• _REQUIREMENT_:
Please transcribe the data that follows without the pictures, keeping every word the same.

• _PROVIDED INFORMATION_:
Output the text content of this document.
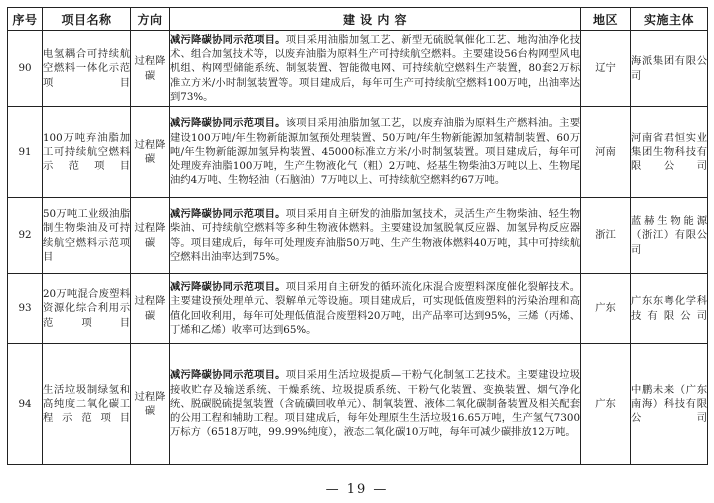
序号	项目名称	方向	建 设 内 容	地区	实施主体
90	电氢耦合可持续航空燃料一体化示范项目	过程降碳	减污降碳协同示范项目。项目采用油脂加氢工艺、新型无硫脱氧催化工艺、地沟油净化技术、组合加氢技术等，以废弃油脂为原料生产可持续航空燃料。主要建设56台构网型风电机组、构网型储能系统、制氢装置、智能微电网、可持续航空燃料生产装置，80套2万标准立方米/小时制氢装置等。项目建成后，每年可生产可持续航空燃料100万吨，出油率达到73%。	辽宁	海派集团有限公司
91	100万吨弃油脂加工可持续航空燃料示范项目	过程降碳	减污降碳协同示范项目。该项目采用油脂加氢工艺，以废弃油脂为原料生产燃料油。主要建设100万吨/年生物新能源加氢预处理装置、50万吨/年生物新能源加氢精制装置、60万吨/年生物新能源加氢异构装置、45000标准立方米/小时制氢装置。项目建成后，每年可处理废弃油脂100万吨，生产生物液化气（粗）2万吨、烃基生物柴油3万吨以上、生物尾油约4万吨、生物轻油（石脑油）7万吨以上、可持续航空燃料约67万吨。	河南	河南省君恒实业集团生物科技有限公司
92	50万吨工业级油脂制生物柴油及可持续航空燃料示范项目	过程降碳	减污降碳协同示范项目。项目采用自主研发的油脂加氢技术，灵活生产生物柴油、轻生物柴油、可持续航空燃料等多种生物液体燃料。主要建设加氢脱氧反应器、加氢异构反应器等。项目建成后，每年可处理废弃油脂50万吨、生产生物液体燃料40万吨，其中可持续航空燃料出油率达到75%。	浙江	蓝赫生物能源（浙江）有限公司
93	20万吨混合废塑料资源化综合利用示范项目	过程降碳	减污降碳协同示范项目。项目采用自主研发的循环流化床混合废塑料深度催化裂解技术。主要建设预处理单元、裂解单元等设施。项目建成后，可实现低值废塑料的污染治理和高值化回收利用，每年可处理低值混合废塑料20万吨，出产品率可达到95%，三烯（丙烯、丁烯和乙烯）收率可达到65%。	广东	广东东粤化学科技有限公司
94	生活垃圾制绿氢和高纯度二氧化碳工程示范项目	过程降碳	减污降碳协同示范项目。项目采用生活垃圾提质—干粉气化制氢工艺技术。主要建设垃圾接收贮存及输送系统、干燥系统、垃圾提质系统、干粉气化装置、变换装置、烟气净化统、脱碳脱硫提氢装置（含硫磺回收单元）、制氧装置、液体二氧化碳制备装置及相关配套的公用工程和辅助工程。项目建成后，每年处理原生生活垃圾16.65万吨，生产氢气7300万标方（6518万吨，99.99%纯度），液态二氧化碳10万吨，每年可减少碳排放12万吨。	广东	中鹏未来（广东南海）科技有限公司
— 19 —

• _FULL ANSWER_:
Output the text content of this document.
序号	项目名称	方向	建 设 内 容	地区	实施主体
90	电氢耦合可持续航空燃料一体化示范项目	过程降碳	减污降碳协同示范项目。项目采用油脂加氢工艺、新型无硫脱氧催化工艺、地沟油净化技术、组合加氢技术等，以废弃油脂为原料生产可持续航空燃料。主要建设56台构网型风电机组、构网型储能系统、制氢装置、智能微电网、可持续航空燃料生产装置，80套2万标准立方米/小时制氢装置等。项目建成后，每年可生产可持续航空燃料100万吨，出油率达到73%。	辽宁	海派集团有限公司
91	100万吨弃油脂加工可持续航空燃料示范项目	过程降碳	减污降碳协同示范项目。该项目采用油脂加氢工艺，以废弃油脂为原料生产燃料油。主要建设100万吨/年生物新能源加氢预处理装置、50万吨/年生物新能源加氢精制装置、60万吨/年生物新能源加氢异构装置、45000标准立方米/小时制氢装置。项目建成后，每年可处理废弃油脂100万吨，生产生物液化气（粗）2万吨、烃基生物柴油3万吨以上、生物尾油约4万吨、生物轻油（石脑油）7万吨以上、可持续航空燃料约67万吨。	河南	河南省君恒实业集团生物科技有限公司
92	50万吨工业级油脂制生物柴油及可持续航空燃料示范项目	过程降碳	减污降碳协同示范项目。项目采用自主研发的油脂加氢技术，灵活生产生物柴油、轻生物柴油、可持续航空燃料等多种生物液体燃料。主要建设加氢脱氧反应器、加氢异构反应器等。项目建成后，每年可处理废弃油脂50万吨、生产生物液体燃料40万吨，其中可持续航空燃料出油率达到75%。	浙江	蓝赫生物能源（浙江）有限公司
93	20万吨混合废塑料资源化综合利用示范项目	过程降碳	减污降碳协同示范项目。项目采用自主研发的循环流化床混合废塑料深度催化裂解技术。主要建设预处理单元、裂解单元等设施。项目建成后，可实现低值废塑料的污染治理和高值化回收利用，每年可处理低值混合废塑料20万吨，出产品率可达到95%，三烯（丙烯、丁烯和乙烯）收率可达到65%。	广东	广东东粤化学科技有限公司
94	生活垃圾制绿氢和高纯度二氧化碳工程示范项目	过程降碳	减污降碳协同示范项目。项目采用生活垃圾提质—干粉气化制氢工艺技术。主要建设垃圾接收贮存及输送系统、干燥系统、垃圾提质系统、干粉气化装置、变换装置、烟气净化统、脱碳脱硫提氢装置（含硫磺回收单元）、制氧装置、液体二氧化碳制备装置及相关配套的公用工程和辅助工程。项目建成后，每年处理原生生活垃圾16.65万吨，生产氢气7300万标方（6518万吨，99.99%纯度），液态二氧化碳10万吨，每年可减少碳排放12万吨。	广东	中鹏未来（广东南海）科技有限公司
— 19 —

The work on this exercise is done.